What number of lines contain the word "Gebärmuttersonde"? Reply with the number and nothing else.

--- start Extracted material ---

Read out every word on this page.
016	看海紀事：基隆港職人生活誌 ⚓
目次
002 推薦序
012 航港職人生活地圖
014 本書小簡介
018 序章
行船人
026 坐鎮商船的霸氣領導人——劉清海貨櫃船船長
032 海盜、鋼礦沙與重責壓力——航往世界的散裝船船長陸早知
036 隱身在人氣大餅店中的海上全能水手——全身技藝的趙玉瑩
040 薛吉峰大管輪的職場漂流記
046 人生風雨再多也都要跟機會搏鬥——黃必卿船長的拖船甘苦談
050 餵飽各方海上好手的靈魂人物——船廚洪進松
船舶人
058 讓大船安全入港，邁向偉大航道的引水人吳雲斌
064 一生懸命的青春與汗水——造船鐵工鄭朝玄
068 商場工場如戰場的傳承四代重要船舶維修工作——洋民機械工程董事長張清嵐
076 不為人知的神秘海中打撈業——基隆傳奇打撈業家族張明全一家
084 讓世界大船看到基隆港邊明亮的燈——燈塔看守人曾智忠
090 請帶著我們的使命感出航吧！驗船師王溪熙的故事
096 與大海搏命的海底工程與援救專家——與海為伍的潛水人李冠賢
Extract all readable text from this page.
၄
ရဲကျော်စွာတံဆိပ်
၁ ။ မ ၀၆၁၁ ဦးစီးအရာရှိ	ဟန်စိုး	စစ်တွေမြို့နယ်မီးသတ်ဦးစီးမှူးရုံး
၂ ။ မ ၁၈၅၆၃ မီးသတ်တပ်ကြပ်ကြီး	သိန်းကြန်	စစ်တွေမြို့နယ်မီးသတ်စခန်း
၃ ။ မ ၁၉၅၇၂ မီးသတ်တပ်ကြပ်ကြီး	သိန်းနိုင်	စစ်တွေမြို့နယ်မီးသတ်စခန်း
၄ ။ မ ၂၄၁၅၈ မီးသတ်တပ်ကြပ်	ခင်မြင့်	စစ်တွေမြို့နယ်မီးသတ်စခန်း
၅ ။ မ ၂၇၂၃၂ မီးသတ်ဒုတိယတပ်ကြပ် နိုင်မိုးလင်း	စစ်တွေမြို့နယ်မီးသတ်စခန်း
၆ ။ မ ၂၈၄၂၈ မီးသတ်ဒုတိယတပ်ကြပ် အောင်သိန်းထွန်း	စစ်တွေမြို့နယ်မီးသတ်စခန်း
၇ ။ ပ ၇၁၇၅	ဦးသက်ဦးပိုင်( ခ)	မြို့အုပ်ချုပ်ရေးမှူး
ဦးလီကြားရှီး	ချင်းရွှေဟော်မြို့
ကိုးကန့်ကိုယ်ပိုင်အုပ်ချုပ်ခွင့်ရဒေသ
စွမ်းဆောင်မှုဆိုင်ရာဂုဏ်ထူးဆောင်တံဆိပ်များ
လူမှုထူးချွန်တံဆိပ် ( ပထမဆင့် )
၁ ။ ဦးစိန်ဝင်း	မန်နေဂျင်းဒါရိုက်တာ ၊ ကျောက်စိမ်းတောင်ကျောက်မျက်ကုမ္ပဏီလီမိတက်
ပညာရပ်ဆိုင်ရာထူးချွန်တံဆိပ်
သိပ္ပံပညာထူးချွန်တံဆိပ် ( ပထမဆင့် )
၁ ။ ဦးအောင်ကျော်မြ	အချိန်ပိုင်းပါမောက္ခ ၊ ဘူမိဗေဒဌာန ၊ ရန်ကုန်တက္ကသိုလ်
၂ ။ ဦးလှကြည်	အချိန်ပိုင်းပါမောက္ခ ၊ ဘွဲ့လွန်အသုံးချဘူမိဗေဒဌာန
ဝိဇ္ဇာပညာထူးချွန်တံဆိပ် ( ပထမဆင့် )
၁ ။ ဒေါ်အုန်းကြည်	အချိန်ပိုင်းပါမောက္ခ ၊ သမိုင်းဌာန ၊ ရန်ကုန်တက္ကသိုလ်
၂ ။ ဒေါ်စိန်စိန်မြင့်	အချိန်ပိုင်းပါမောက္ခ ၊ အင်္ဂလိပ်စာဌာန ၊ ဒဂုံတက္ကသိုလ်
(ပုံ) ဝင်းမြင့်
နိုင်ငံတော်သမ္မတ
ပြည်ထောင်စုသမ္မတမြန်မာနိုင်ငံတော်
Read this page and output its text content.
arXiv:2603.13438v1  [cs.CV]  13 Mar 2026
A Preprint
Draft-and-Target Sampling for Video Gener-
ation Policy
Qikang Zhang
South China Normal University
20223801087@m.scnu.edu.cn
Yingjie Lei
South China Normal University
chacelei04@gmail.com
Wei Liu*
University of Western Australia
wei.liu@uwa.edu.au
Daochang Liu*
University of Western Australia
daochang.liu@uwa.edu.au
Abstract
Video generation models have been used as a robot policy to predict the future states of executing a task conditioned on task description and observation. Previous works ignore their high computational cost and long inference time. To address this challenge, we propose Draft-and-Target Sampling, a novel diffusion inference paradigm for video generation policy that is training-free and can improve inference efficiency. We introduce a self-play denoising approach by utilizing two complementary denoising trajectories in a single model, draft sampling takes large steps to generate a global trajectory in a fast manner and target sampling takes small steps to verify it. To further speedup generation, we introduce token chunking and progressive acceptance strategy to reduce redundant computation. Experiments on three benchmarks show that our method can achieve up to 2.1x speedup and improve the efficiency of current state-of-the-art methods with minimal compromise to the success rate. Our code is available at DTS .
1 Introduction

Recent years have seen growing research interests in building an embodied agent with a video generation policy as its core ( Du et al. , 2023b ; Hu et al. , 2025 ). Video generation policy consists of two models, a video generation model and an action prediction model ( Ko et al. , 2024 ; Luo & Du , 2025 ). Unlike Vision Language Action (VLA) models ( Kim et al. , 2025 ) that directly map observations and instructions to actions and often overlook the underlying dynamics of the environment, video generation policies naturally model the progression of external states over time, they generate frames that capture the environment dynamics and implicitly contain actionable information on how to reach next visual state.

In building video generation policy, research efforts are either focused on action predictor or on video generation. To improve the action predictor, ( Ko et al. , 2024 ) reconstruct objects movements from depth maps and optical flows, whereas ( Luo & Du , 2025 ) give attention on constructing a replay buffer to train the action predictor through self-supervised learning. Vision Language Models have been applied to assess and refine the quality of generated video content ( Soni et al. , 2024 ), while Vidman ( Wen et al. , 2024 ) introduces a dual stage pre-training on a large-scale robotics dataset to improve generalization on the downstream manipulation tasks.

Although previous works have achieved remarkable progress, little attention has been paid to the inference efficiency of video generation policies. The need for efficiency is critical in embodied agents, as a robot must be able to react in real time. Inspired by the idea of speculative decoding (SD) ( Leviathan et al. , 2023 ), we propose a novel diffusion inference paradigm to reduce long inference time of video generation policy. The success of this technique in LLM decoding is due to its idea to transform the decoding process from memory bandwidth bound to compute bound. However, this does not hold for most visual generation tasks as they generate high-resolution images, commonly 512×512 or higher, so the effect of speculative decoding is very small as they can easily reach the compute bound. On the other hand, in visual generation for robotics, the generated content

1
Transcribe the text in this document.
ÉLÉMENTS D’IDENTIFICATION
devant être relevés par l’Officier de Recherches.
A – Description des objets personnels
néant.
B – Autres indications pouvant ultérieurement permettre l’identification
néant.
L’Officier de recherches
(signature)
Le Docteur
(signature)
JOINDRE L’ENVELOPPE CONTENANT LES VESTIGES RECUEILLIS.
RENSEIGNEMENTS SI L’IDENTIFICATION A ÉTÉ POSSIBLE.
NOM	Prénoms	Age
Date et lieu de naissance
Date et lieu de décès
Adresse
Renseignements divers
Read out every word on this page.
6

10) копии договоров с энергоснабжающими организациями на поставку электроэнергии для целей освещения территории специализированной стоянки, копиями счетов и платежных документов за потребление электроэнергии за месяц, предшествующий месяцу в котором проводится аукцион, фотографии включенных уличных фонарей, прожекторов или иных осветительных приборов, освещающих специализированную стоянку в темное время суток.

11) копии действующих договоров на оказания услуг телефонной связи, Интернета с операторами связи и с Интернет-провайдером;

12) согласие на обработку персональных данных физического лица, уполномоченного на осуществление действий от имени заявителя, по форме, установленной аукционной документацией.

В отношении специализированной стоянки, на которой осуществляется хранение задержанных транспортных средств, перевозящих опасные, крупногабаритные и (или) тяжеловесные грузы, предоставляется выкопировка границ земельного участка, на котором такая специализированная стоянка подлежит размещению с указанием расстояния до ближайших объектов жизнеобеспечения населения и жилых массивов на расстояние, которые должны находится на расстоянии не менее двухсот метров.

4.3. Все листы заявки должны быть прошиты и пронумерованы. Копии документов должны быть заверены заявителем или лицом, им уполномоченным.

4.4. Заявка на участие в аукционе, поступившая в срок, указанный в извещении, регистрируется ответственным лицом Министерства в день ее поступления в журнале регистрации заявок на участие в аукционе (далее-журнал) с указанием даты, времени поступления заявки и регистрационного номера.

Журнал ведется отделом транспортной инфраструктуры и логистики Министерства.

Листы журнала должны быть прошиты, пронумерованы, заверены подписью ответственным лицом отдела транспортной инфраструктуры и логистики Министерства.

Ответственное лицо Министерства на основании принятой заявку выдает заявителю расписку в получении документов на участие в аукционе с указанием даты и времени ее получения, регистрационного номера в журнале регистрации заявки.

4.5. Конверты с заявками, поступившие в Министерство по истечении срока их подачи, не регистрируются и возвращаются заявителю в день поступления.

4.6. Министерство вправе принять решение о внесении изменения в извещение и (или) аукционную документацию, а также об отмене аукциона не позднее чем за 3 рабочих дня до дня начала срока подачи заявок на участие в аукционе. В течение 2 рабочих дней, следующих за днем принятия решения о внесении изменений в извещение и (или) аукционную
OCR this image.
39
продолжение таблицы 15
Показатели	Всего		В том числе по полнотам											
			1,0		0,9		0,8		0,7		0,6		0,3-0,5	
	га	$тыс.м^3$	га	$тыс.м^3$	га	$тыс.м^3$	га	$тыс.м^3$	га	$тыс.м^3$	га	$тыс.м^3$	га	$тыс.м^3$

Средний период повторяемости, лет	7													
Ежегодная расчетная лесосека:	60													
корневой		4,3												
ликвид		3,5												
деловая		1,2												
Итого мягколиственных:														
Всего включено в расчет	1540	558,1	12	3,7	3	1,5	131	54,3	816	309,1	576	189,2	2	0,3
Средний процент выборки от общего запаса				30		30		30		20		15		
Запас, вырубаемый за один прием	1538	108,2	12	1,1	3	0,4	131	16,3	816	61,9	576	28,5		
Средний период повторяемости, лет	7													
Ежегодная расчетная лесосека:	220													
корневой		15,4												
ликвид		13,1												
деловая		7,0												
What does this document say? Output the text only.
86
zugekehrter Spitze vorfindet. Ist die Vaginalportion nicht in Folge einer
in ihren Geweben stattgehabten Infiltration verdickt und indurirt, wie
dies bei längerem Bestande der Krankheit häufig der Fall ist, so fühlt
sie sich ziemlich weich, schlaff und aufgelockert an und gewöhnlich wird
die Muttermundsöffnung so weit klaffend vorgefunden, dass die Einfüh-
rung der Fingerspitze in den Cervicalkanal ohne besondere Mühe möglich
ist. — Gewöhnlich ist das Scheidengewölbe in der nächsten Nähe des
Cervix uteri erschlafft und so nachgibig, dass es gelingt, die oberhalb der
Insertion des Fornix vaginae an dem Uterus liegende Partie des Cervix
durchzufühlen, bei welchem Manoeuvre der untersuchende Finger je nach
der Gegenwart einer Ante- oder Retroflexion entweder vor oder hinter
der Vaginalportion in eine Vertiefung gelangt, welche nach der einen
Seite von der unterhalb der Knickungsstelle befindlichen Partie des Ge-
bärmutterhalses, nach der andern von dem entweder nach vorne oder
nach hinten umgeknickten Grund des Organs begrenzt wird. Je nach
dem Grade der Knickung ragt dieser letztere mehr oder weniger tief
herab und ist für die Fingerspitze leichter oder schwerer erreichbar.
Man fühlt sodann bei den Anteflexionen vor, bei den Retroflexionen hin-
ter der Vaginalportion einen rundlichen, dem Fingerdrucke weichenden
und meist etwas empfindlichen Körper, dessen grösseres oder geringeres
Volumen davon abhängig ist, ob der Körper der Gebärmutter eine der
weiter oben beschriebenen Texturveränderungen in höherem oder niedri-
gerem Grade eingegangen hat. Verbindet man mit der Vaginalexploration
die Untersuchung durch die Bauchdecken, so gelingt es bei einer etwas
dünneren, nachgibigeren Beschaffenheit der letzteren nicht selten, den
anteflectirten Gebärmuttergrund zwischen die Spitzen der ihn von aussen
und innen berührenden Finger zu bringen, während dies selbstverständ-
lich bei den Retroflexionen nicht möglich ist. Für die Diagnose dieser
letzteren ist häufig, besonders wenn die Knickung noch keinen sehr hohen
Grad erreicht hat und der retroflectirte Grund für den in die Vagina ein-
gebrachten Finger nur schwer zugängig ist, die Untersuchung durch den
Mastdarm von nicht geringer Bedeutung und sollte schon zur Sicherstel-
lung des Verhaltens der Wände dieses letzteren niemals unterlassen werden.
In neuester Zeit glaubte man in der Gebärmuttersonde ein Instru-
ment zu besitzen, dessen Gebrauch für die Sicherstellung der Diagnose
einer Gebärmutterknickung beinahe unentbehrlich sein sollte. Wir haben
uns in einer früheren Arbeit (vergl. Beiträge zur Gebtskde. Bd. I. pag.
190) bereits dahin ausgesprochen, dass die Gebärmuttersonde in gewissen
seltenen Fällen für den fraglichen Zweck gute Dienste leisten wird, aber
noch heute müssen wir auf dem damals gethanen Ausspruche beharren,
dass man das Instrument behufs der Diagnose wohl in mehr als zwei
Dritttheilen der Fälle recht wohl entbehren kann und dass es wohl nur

--- end Extracted material ---

■ Solution below: 2